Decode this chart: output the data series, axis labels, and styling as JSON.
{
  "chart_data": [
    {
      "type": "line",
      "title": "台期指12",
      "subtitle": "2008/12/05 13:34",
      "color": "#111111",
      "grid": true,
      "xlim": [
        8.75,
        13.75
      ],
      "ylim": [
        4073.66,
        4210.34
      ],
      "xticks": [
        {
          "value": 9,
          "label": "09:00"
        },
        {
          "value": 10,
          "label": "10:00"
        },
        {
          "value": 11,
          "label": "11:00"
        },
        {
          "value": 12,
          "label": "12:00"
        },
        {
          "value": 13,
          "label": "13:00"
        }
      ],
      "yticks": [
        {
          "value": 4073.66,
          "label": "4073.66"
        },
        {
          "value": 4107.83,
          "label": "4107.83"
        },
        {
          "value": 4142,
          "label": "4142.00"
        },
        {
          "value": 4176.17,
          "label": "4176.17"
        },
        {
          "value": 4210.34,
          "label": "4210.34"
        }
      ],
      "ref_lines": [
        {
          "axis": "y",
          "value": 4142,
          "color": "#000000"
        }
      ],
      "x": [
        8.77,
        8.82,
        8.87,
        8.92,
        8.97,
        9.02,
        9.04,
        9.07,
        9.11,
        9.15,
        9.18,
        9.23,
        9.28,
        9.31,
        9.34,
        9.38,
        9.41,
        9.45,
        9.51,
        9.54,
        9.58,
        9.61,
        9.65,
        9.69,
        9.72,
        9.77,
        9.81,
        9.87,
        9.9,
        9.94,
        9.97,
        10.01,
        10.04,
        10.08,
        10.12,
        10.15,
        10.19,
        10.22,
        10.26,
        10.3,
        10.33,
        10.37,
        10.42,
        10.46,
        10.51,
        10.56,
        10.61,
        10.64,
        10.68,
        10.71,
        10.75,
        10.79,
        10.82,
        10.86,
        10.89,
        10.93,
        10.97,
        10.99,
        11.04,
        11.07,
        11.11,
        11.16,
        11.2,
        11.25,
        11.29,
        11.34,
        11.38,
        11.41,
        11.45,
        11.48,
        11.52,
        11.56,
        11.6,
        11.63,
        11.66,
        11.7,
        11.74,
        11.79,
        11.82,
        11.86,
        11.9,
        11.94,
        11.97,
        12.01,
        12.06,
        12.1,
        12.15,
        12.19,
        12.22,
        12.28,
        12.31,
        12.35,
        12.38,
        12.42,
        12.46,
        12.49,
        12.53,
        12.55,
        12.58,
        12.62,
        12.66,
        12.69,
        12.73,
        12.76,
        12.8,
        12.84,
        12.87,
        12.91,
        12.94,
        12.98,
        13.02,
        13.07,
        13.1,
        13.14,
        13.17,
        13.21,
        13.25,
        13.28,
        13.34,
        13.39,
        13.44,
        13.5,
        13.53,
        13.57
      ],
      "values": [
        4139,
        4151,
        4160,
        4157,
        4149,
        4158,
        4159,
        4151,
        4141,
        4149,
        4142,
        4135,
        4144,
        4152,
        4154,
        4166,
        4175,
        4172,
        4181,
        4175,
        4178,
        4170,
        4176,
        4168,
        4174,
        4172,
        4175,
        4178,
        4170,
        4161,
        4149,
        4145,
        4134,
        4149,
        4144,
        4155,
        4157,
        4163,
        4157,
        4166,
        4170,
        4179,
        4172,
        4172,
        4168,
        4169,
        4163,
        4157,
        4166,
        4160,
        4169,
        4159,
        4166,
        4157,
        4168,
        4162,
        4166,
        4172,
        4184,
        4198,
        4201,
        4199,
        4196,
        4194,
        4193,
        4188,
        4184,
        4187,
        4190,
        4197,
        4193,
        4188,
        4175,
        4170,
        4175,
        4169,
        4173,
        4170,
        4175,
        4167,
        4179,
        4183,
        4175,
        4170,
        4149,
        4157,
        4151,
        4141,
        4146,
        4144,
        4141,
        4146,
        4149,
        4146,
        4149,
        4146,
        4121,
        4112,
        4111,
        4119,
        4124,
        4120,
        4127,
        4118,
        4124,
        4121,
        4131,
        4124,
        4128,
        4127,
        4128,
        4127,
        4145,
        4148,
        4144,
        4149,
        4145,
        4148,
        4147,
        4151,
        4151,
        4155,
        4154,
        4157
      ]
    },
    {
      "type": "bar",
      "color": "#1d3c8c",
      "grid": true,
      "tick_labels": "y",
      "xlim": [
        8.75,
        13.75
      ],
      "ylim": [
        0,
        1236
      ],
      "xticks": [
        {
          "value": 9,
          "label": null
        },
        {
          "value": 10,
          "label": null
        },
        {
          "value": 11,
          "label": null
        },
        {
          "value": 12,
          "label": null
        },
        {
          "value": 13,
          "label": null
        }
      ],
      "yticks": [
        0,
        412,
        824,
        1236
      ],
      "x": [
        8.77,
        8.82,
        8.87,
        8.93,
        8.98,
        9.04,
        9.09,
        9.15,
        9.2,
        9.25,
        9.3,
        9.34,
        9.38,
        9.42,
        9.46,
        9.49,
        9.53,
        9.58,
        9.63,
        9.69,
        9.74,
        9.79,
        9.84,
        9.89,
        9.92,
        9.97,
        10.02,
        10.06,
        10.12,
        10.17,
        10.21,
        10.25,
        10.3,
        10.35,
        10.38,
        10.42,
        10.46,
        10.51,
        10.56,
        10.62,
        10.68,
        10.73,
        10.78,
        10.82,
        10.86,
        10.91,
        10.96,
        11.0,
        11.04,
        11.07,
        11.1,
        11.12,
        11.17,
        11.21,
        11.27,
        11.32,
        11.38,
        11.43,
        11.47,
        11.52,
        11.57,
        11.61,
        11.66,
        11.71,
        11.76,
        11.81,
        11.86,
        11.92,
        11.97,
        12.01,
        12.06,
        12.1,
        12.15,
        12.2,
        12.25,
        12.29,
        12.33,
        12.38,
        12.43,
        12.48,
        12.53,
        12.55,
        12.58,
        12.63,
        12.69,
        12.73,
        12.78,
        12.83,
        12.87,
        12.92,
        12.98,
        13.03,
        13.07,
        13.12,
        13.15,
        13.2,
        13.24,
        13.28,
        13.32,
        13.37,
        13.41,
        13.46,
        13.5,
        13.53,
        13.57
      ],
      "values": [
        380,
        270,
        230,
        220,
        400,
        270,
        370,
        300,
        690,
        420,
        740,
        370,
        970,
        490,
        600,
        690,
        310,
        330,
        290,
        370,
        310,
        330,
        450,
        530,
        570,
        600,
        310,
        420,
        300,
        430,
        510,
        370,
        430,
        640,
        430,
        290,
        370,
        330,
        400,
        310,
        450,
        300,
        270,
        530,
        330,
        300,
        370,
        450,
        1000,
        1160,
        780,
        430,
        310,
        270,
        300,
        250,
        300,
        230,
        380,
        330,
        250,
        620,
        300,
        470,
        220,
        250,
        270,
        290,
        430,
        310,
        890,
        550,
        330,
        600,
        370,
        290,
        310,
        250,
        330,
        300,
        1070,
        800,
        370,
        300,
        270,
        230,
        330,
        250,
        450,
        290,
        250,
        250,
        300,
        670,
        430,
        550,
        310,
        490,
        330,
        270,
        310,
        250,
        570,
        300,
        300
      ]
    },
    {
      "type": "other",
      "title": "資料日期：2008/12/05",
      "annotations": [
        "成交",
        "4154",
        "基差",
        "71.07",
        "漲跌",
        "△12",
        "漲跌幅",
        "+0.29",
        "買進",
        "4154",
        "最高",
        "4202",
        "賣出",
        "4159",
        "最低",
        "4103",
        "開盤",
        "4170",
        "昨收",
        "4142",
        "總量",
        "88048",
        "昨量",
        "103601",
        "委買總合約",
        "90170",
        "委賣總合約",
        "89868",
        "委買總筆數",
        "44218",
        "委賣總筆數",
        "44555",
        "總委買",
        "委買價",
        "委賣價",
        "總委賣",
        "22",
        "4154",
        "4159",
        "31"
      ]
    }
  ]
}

**EXERCISE DIRECTIONS**
Every record shown above should be written out again exactly.

**THE SOLUTION**
Decode this chart: output the data series, axis labels, and styling as JSON.
{
  "chart_data": [
    {
      "type": "line",
      "title": "台期指12",
      "subtitle": "2008/12/05 13:34",
      "color": "#111111",
      "grid": true,
      "xlim": [
        8.75,
        13.75
      ],
      "ylim": [
        4073.66,
        4210.34
      ],
      "xticks": [
        {
          "value": 9,
          "label": "09:00"
        },
        {
          "value": 10,
          "label": "10:00"
        },
        {
          "value": 11,
          "label": "11:00"
        },
        {
          "value": 12,
          "label": "12:00"
        },
        {
          "value": 13,
          "label": "13:00"
        }
      ],
      "yticks": [
        {
          "value": 4073.66,
          "label": "4073.66"
        },
        {
          "value": 4107.83,
          "label": "4107.83"
        },
        {
          "value": 4142,
          "label": "4142.00"
        },
        {
          "value": 4176.17,
          "label": "4176.17"
        },
        {
          "value": 4210.34,
          "label": "4210.34"
        }
      ],
      "ref_lines": [
        {
          "axis": "y",
          "value": 4142,
          "color": "#000000"
        }
      ],
      "x": [
        8.77,
        8.82,
        8.87,
        8.92,
        8.97,
        9.02,
        9.04,
        9.07,
        9.11,
        9.15,
        9.18,
        9.23,
        9.28,
        9.31,
        9.34,
        9.38,
        9.41,
        9.45,
        9.51,
        9.54,
        9.58,
        9.61,
        9.65,
        9.69,
        9.72,
        9.77,
        9.81,
        9.87,
        9.9,
        9.94,
        9.97,
        10.01,
        10.04,
        10.08,
        10.12,
        10.15,
        10.19,
        10.22,
        10.26,
        10.3,
        10.33,
        10.37,
        10.42,
        10.46,
        10.51,
        10.56,
        10.61,
        10.64,
        10.68,
        10.71,
        10.75,
        10.79,
        10.82,
        10.86,
        10.89,
        10.93,
        10.97,
        10.99,
        11.04,
        11.07,
        11.11,
        11.16,
        11.2,
        11.25,
        11.29,
        11.34,
        11.38,
        11.41,
        11.45,
        11.48,
        11.52,
        11.56,
        11.6,
        11.63,
        11.66,
        11.7,
        11.74,
        11.79,
        11.82,
        11.86,
        11.9,
        11.94,
        11.97,
        12.01,
        12.06,
        12.1,
        12.15,
        12.19,
        12.22,
        12.28,
        12.31,
        12.35,
        12.38,
        12.42,
        12.46,
        12.49,
        12.53,
        12.55,
        12.58,
        12.62,
        12.66,
        12.69,
        12.73,
        12.76,
        12.8,
        12.84,
        12.87,
        12.91,
        12.94,
        12.98,
        13.02,
        13.07,
        13.1,
        13.14,
        13.17,
        13.21,
        13.25,
        13.28,
        13.34,
        13.39,
        13.44,
        13.5,
        13.53,
        13.57
      ],
      "values": [
        4139,
        4151,
        4160,
        4157,
        4149,
        4158,
        4159,
        4151,
        4141,
        4149,
        4142,
        4135,
        4144,
        4152,
        4154,
        4166,
        4175,
        4172,
        4181,
        4175,
        4178,
        4170,
        4176,
        4168,
        4174,
        4172,
        4175,
        4178,
        4170,
        4161,
        4149,
        4145,
        4134,
        4149,
        4144,
        4155,
        4157,
        4163,
        4157,
        4166,
        4170,
        4179,
        4172,
        4172,
        4168,
        4169,
        4163,
        4157,
        4166,
        4160,
        4169,
        4159,
        4166,
        4157,
        4168,
        4162,
        4166,
        4172,
        4184,
        4198,
        4201,
        4199,
        4196,
        4194,
        4193,
        4188,
        4184,
        4187,
        4190,
        4197,
        4193,
        4188,
        4175,
        4170,
        4175,
        4169,
        4173,
        4170,
        4175,
        4167,
        4179,
        4183,
        4175,
        4170,
        4149,
        4157,
        4151,
        4141,
        4146,
        4144,
        4141,
        4146,
        4149,
        4146,
        4149,
        4146,
        4121,
        4112,
        4111,
        4119,
        4124,
        4120,
        4127,
        4118,
        4124,
        4121,
        4131,
        4124,
        4128,
        4127,
        4128,
        4127,
        4145,
        4148,
        4144,
        4149,
        4145,
        4148,
        4147,
        4151,
        4151,
        4155,
        4154,
        4157
      ]
    },
    {
      "type": "bar",
      "color": "#1d3c8c",
      "grid": true,
      "tick_labels": "y",
      "xlim": [
        8.75,
        13.75
      ],
      "ylim": [
        0,
        1236
      ],
      "xticks": [
        {
          "value": 9,
          "label": null
        },
        {
          "value": 10,
          "label": null
        },
        {
          "value": 11,
          "label": null
        },
        {
          "value": 12,
          "label": null
        },
        {
          "value": 13,
          "label": null
        }
      ],
      "yticks": [
        0,
        412,
        824,
        1236
      ],
      "x": [
        8.77,
        8.82,
        8.87,
        8.93,
        8.98,
        9.04,
        9.09,
        9.15,
        9.2,
        9.25,
        9.3,
        9.34,
        9.38,
        9.42,
        9.46,
        9.49,
        9.53,
        9.58,
        9.63,
        9.69,
        9.74,
        9.79,
        9.84,
        9.89,
        9.92,
        9.97,
        10.02,
        10.06,
        10.12,
        10.17,
        10.21,
        10.25,
        10.3,
        10.35,
        10.38,
        10.42,
        10.46,
        10.51,
        10.56,
        10.62,
        10.68,
        10.73,
        10.78,
        10.82,
        10.86,
        10.91,
        10.96,
        11.0,
        11.04,
        11.07,
        11.1,
        11.12,
        11.17,
        11.21,
        11.27,
        11.32,
        11.38,
        11.43,
        11.47,
        11.52,
        11.57,
        11.61,
        11.66,
        11.71,
        11.76,
        11.81,
        11.86,
        11.92,
        11.97,
        12.01,
        12.06,
        12.1,
        12.15,
        12.2,
        12.25,
        12.29,
        12.33,
        12.38,
        12.43,
        12.48,
        12.53,
        12.55,
        12.58,
        12.63,
        12.69,
        12.73,
        12.78,
        12.83,
        12.87,
        12.92,
        12.98,
        13.03,
        13.07,
        13.12,
        13.15,
        13.2,
        13.24,
        13.28,
        13.32,
        13.37,
        13.41,
        13.46,
        13.5,
        13.53,
        13.57
      ],
      "values": [
        380,
        270,
        230,
        220,
        400,
        270,
        370,
        300,
        690,
        420,
        740,
        370,
        970,
        490,
        600,
        690,
        310,
        330,
        290,
        370,
        310,
        330,
        450,
        530,
        570,
        600,
        310,
        420,
        300,
        430,
        510,
        370,
        430,
        640,
        430,
        290,
        370,
        330,
        400,
        310,
        450,
        300,
        270,
        530,
        330,
        300,
        370,
        450,
        1000,
        1160,
        780,
        430,
        310,
        270,
        300,
        250,
        300,
        230,
        380,
        330,
        250,
        620,
        300,
        470,
        220,
        250,
        270,
        290,
        430,
        310,
        890,
        550,
        330,
        600,
        370,
        290,
        310,
        250,
        330,
        300,
        1070,
        800,
        370,
        300,
        270,
        230,
        330,
        250,
        450,
        290,
        250,
        250,
        300,
        670,
        430,
        550,
        310,
        490,
        330,
        270,
        310,
        250,
        570,
        300,
        300
      ]
    },
    {
      "type": "other",
      "title": "資料日期：2008/12/05",
      "annotations": [
        "成交",
        "4154",
        "基差",
        "71.07",
        "漲跌",
        "△12",
        "漲跌幅",
        "+0.29",
        "買進",
        "4154",
        "最高",
        "4202",
        "賣出",
        "4159",
        "最低",
        "4103",
        "開盤",
        "4170",
        "昨收",
        "4142",
        "總量",
        "88048",
        "昨量",
        "103601",
        "委買總合約",
        "90170",
        "委賣總合約",
        "89868",
        "委買總筆數",
        "44218",
        "委賣總筆數",
        "44555",
        "總委買",
        "委買價",
        "委賣價",
        "總委賣",
        "22",
        "4154",
        "4159",
        "31"
      ]
    }
  ]
}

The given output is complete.